## Material provided
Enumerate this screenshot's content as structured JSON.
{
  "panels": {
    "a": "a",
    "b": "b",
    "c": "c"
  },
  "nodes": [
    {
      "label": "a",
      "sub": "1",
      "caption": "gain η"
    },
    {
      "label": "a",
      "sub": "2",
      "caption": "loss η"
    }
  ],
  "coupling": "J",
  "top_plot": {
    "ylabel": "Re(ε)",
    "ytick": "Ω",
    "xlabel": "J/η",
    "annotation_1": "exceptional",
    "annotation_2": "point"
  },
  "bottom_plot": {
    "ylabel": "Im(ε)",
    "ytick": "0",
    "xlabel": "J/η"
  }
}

## To be done
Print out all the entries precisely as written.

## Solution
Enumerate this screenshot's content as structured JSON.
{
  "panels": {
    "a": "a",
    "b": "b",
    "c": "c"
  },
  "nodes": [
    {
      "label": "a",
      "sub": "1",
      "caption": "gain η"
    },
    {
      "label": "a",
      "sub": "2",
      "caption": "loss η"
    }
  ],
  "coupling": "J",
  "top_plot": {
    "ylabel": "Re(ε)",
    "ytick": "Ω",
    "xlabel": "J/η",
    "annotation_1": "exceptional",
    "annotation_2": "point"
  },
  "bottom_plot": {
    "ylabel": "Im(ε)",
    "ytick": "0",
    "xlabel": "J/η"
  }
}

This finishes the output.